> _Challenge_
Transcribe each record below word for word.

** start of Data rows **

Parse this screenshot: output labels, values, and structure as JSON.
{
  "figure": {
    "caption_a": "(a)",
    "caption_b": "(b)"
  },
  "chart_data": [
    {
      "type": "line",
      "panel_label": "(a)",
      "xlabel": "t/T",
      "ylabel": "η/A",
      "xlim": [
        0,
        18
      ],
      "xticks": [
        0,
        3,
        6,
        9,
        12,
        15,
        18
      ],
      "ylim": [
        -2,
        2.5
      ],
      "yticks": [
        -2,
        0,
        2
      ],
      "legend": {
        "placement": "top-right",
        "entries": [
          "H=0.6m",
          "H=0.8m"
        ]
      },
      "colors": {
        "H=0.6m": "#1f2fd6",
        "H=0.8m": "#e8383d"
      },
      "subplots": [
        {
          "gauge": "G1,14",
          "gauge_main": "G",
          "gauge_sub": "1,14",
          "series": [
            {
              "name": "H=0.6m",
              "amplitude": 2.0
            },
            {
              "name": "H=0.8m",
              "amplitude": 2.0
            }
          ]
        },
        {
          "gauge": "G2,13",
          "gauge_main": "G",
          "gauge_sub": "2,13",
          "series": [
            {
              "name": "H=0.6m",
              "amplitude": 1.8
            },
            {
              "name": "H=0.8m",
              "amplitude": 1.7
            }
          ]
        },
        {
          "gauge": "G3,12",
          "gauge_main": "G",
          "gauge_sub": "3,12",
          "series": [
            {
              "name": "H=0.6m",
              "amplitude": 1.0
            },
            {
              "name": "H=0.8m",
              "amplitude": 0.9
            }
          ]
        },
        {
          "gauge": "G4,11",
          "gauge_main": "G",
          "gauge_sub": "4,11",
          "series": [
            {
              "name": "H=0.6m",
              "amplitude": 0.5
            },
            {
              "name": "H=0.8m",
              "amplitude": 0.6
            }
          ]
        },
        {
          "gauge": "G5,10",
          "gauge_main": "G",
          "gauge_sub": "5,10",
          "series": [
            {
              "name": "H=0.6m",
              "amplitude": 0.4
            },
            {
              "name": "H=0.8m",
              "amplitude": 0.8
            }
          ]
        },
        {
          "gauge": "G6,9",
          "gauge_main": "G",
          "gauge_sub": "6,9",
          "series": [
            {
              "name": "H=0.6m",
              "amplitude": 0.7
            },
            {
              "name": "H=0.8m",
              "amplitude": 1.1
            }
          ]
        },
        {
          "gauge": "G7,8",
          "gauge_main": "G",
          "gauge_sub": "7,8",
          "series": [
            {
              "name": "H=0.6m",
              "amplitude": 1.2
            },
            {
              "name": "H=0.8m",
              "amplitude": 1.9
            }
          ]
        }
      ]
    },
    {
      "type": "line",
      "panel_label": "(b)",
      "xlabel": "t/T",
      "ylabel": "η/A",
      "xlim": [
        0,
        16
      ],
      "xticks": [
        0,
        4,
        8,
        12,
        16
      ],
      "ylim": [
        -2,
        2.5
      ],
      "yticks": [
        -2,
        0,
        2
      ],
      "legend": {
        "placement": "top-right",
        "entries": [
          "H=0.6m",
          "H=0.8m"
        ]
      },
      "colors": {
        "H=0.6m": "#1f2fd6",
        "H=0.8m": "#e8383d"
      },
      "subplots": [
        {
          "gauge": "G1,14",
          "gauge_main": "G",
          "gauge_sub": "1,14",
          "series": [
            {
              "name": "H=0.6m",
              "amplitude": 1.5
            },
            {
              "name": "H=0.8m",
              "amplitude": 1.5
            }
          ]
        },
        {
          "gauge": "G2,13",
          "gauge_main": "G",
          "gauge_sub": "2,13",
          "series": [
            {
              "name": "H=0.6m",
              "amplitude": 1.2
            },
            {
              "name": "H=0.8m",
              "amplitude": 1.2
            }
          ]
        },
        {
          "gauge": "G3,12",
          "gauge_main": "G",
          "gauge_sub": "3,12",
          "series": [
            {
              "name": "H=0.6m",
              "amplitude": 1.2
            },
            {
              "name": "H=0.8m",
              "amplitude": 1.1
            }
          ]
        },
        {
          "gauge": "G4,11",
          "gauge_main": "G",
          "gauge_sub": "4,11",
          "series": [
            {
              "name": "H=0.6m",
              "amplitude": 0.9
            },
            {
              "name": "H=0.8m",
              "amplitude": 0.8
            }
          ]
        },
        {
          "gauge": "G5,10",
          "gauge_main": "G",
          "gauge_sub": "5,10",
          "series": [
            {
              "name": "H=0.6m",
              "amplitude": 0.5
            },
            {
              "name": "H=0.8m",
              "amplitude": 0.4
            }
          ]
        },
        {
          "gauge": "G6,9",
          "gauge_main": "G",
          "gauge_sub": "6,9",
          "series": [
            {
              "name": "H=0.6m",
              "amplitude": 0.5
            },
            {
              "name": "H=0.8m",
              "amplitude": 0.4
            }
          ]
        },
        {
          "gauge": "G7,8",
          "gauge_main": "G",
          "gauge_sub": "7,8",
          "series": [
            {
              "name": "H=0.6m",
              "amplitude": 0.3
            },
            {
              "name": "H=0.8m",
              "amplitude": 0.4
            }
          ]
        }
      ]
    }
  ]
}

** end of Data rows **

> _Full answer_
Parse this screenshot: output labels, values, and structure as JSON.
{
  "figure": {
    "caption_a": "(a)",
    "caption_b": "(b)"
  },
  "chart_data": [
    {
      "type": "line",
      "panel_label": "(a)",
      "xlabel": "t/T",
      "ylabel": "η/A",
      "xlim": [
        0,
        18
      ],
      "xticks": [
        0,
        3,
        6,
        9,
        12,
        15,
        18
      ],
      "ylim": [
        -2,
        2.5
      ],
      "yticks": [
        -2,
        0,
        2
      ],
      "legend": {
        "placement": "top-right",
        "entries": [
          "H=0.6m",
          "H=0.8m"
        ]
      },
      "colors": {
        "H=0.6m": "#1f2fd6",
        "H=0.8m": "#e8383d"
      },
      "subplots": [
        {
          "gauge": "G1,14",
          "gauge_main": "G",
          "gauge_sub": "1,14",
          "series": [
            {
              "name": "H=0.6m",
              "amplitude": 2.0
            },
            {
              "name": "H=0.8m",
              "amplitude": 2.0
            }
          ]
        },
        {
          "gauge": "G2,13",
          "gauge_main": "G",
          "gauge_sub": "2,13",
          "series": [
            {
              "name": "H=0.6m",
              "amplitude": 1.8
            },
            {
              "name": "H=0.8m",
              "amplitude": 1.7
            }
          ]
        },
        {
          "gauge": "G3,12",
          "gauge_main": "G",
          "gauge_sub": "3,12",
          "series": [
            {
              "name": "H=0.6m",
              "amplitude": 1.0
            },
            {
              "name": "H=0.8m",
              "amplitude": 0.9
            }
          ]
        },
        {
          "gauge": "G4,11",
          "gauge_main": "G",
          "gauge_sub": "4,11",
          "series": [
            {
              "name": "H=0.6m",
              "amplitude": 0.5
            },
            {
              "name": "H=0.8m",
              "amplitude": 0.6
            }
          ]
        },
        {
          "gauge": "G5,10",
          "gauge_main": "G",
          "gauge_sub": "5,10",
          "series": [
            {
              "name": "H=0.6m",
              "amplitude": 0.4
            },
            {
              "name": "H=0.8m",
              "amplitude": 0.8
            }
          ]
        },
        {
          "gauge": "G6,9",
          "gauge_main": "G",
          "gauge_sub": "6,9",
          "series": [
            {
              "name": "H=0.6m",
              "amplitude": 0.7
            },
            {
              "name": "H=0.8m",
              "amplitude": 1.1
            }
          ]
        },
        {
          "gauge": "G7,8",
          "gauge_main": "G",
          "gauge_sub": "7,8",
          "series": [
            {
              "name": "H=0.6m",
              "amplitude": 1.2
            },
            {
              "name": "H=0.8m",
              "amplitude": 1.9
            }
          ]
        }
      ]
    },
    {
      "type": "line",
      "panel_label": "(b)",
      "xlabel": "t/T",
      "ylabel": "η/A",
      "xlim": [
        0,
        16
      ],
      "xticks": [
        0,
        4,
        8,
        12,
        16
      ],
      "ylim": [
        -2,
        2.5
      ],
      "yticks": [
        -2,
        0,
        2
      ],
      "legend": {
        "placement": "top-right",
        "entries": [
          "H=0.6m",
          "H=0.8m"
        ]
      },
      "colors": {
        "H=0.6m": "#1f2fd6",
        "H=0.8m": "#e8383d"
      },
      "subplots": [
        {
          "gauge": "G1,14",
          "gauge_main": "G",
          "gauge_sub": "1,14",
          "series": [
            {
              "name": "H=0.6m",
              "amplitude": 1.5
            },
            {
              "name": "H=0.8m",
              "amplitude": 1.5
            }
          ]
        },
        {
          "gauge": "G2,13",
          "gauge_main": "G",
          "gauge_sub": "2,13",
          "series": [
            {
              "name": "H=0.6m",
              "amplitude": 1.2
            },
            {
              "name": "H=0.8m",
              "amplitude": 1.2
            }
          ]
        },
        {
          "gauge": "G3,12",
          "gauge_main": "G",
          "gauge_sub": "3,12",
          "series": [
            {
              "name": "H=0.6m",
              "amplitude": 1.2
            },
            {
              "name": "H=0.8m",
              "amplitude": 1.1
            }
          ]
        },
        {
          "gauge": "G4,11",
          "gauge_main": "G",
          "gauge_sub": "4,11",
          "series": [
            {
              "name": "H=0.6m",
              "amplitude": 0.9
            },
            {
              "name": "H=0.8m",
              "amplitude": 0.8
            }
          ]
        },
        {
          "gauge": "G5,10",
          "gauge_main": "G",
          "gauge_sub": "5,10",
          "series": [
            {
              "name": "H=0.6m",
              "amplitude": 0.5
            },
            {
              "name": "H=0.8m",
              "amplitude": 0.4
            }
          ]
        },
        {
          "gauge": "G6,9",
          "gauge_main": "G",
          "gauge_sub": "6,9",
          "series": [
            {
              "name": "H=0.6m",
              "amplitude": 0.5
            },
            {
              "name": "H=0.8m",
              "amplitude": 0.4
            }
          ]
        },
        {
          "gauge": "G7,8",
          "gauge_main": "G",
          "gauge_sub": "7,8",
          "series": [
            {
              "name": "H=0.6m",
              "amplitude": 0.3
            },
            {
              "name": "H=0.8m",
              "amplitude": 0.4
            }
          ]
        }
      ]
    }
  ]
}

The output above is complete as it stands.